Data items
....

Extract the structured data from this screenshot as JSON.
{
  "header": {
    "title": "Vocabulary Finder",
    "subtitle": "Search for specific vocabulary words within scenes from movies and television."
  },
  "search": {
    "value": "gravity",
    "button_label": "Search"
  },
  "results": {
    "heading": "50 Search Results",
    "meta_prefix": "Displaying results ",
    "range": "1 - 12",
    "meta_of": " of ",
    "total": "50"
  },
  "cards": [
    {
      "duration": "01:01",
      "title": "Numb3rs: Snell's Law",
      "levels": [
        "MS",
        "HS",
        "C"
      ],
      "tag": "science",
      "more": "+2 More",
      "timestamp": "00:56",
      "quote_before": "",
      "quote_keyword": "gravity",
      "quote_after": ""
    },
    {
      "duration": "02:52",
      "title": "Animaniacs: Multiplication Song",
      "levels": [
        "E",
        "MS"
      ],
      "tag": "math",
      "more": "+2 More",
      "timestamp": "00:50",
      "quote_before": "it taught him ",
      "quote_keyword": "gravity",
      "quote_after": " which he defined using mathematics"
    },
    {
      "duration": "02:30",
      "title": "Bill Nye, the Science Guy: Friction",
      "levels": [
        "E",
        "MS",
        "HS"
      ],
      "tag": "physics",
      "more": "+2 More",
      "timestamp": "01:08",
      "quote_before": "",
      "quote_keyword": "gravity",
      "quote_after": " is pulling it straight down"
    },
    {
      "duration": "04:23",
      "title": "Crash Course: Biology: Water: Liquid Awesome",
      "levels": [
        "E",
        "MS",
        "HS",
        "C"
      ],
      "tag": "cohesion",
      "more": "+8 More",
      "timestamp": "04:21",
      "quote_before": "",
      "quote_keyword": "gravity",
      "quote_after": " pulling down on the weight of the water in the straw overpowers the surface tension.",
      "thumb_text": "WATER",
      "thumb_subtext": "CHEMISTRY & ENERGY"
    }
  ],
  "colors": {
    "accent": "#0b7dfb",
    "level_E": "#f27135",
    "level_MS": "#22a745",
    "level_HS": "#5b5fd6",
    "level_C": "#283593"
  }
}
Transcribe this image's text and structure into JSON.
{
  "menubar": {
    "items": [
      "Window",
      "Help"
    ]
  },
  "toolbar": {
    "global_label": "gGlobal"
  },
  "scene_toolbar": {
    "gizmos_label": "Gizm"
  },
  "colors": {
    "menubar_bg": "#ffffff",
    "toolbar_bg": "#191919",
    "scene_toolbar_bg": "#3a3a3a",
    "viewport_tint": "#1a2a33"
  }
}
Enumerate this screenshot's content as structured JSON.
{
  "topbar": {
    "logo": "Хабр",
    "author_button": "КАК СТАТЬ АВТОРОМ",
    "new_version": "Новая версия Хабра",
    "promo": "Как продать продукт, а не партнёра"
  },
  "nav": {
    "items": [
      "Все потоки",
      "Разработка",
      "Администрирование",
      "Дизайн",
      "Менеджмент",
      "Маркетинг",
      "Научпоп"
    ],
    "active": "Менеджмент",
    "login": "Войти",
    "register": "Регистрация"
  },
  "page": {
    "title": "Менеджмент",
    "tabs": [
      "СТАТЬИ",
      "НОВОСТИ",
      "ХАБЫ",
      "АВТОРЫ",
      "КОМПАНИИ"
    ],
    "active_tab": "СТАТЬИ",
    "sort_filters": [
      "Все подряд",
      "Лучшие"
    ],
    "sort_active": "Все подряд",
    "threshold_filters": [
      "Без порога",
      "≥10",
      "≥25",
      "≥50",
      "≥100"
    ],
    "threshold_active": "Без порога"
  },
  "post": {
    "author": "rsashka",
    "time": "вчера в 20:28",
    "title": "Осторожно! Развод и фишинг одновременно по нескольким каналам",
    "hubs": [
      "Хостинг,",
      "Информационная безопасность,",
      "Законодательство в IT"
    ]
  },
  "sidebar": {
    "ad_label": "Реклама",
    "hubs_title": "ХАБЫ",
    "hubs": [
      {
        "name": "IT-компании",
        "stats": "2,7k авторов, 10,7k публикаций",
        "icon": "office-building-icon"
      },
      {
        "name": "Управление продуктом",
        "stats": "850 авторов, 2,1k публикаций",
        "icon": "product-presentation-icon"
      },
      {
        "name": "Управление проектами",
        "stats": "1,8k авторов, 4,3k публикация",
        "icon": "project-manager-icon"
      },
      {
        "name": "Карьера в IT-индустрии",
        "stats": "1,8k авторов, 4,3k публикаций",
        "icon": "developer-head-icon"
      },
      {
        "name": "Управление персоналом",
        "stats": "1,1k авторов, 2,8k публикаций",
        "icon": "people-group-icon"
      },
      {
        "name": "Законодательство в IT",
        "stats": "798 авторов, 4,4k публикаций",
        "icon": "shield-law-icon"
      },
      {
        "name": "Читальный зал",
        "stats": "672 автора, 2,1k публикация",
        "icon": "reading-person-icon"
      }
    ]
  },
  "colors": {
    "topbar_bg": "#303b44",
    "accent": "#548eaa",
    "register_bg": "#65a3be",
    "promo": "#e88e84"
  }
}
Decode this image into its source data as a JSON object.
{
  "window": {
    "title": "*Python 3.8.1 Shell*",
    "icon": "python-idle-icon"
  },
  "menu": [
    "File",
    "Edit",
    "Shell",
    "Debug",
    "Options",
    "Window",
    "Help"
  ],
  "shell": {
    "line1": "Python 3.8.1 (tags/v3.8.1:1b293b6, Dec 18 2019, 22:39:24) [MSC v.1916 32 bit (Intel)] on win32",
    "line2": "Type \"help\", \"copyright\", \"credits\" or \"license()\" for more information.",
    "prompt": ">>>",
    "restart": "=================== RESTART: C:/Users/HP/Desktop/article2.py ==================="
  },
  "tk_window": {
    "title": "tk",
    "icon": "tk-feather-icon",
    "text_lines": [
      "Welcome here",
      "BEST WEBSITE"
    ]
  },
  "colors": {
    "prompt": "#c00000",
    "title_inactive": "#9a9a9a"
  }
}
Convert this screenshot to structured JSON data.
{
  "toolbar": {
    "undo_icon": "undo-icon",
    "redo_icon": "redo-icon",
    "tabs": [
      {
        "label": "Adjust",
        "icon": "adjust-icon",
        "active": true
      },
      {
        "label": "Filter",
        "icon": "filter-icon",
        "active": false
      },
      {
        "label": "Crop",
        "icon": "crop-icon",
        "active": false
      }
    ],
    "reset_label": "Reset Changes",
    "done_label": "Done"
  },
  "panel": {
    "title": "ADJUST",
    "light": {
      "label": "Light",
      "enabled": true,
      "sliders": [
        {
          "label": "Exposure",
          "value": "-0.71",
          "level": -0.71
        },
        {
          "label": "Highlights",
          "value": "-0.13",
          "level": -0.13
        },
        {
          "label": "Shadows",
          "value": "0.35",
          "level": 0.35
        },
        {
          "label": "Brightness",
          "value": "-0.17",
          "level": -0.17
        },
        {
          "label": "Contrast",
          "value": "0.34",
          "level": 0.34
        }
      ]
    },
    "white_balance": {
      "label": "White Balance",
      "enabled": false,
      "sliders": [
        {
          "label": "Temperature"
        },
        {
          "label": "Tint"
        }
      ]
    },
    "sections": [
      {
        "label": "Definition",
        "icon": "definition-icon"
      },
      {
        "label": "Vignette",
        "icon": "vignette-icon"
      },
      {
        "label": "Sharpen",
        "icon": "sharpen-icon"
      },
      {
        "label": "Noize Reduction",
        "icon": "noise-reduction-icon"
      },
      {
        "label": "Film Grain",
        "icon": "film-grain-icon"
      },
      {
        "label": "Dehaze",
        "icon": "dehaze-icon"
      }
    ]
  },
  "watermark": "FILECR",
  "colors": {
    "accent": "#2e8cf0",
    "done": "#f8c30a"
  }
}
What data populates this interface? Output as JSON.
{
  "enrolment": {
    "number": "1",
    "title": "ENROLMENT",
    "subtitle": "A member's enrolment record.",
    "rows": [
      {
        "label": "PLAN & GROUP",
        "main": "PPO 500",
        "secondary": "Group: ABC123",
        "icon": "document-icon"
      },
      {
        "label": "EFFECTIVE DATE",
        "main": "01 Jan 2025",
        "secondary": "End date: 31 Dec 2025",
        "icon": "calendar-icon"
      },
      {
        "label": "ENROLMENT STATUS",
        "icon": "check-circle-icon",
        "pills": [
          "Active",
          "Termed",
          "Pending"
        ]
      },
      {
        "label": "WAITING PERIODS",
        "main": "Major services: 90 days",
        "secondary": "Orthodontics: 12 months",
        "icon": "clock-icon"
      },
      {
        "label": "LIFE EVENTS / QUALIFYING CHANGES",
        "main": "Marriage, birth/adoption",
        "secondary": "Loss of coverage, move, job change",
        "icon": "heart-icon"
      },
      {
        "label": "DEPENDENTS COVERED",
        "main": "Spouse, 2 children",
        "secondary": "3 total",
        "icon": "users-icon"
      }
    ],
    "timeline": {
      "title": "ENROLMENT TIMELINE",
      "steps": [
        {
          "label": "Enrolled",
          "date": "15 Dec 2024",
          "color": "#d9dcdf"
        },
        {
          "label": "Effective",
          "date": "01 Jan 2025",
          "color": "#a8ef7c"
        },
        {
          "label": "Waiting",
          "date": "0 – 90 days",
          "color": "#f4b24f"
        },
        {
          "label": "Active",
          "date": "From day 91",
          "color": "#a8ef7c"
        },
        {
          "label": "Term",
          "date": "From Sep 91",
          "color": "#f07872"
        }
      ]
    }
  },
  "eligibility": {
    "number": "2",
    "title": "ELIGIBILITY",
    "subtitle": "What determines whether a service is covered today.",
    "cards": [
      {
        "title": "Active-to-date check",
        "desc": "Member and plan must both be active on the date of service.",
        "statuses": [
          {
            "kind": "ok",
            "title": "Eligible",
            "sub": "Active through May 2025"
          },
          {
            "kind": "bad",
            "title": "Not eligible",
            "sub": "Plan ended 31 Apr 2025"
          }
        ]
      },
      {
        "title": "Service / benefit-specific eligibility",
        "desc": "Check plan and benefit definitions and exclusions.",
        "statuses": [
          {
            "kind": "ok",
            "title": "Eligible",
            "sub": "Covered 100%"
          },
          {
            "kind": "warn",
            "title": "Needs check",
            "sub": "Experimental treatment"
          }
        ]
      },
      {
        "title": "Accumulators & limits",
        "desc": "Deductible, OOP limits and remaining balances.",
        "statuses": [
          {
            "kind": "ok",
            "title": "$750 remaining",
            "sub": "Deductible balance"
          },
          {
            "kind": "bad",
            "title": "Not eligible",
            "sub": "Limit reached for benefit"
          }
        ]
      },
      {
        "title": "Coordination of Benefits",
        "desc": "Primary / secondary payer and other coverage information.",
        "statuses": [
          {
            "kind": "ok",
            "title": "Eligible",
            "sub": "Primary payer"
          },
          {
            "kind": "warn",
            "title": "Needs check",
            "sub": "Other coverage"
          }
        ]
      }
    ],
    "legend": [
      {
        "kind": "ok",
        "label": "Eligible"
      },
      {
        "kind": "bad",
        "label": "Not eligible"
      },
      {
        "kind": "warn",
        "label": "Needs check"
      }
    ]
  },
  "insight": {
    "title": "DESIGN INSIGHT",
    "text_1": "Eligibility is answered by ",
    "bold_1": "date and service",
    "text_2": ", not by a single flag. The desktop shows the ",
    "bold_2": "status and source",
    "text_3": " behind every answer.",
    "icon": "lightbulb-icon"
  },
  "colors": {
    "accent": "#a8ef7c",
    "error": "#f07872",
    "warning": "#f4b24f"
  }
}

....

§ **EXERCISE**
Using the records above, pull out each line where the word "Primary" occurs.

§ **RESULT OF THE EXERCISE**
        "desc": "Primary / secondary payer and other coverage information.",
            "sub": "Primary payer"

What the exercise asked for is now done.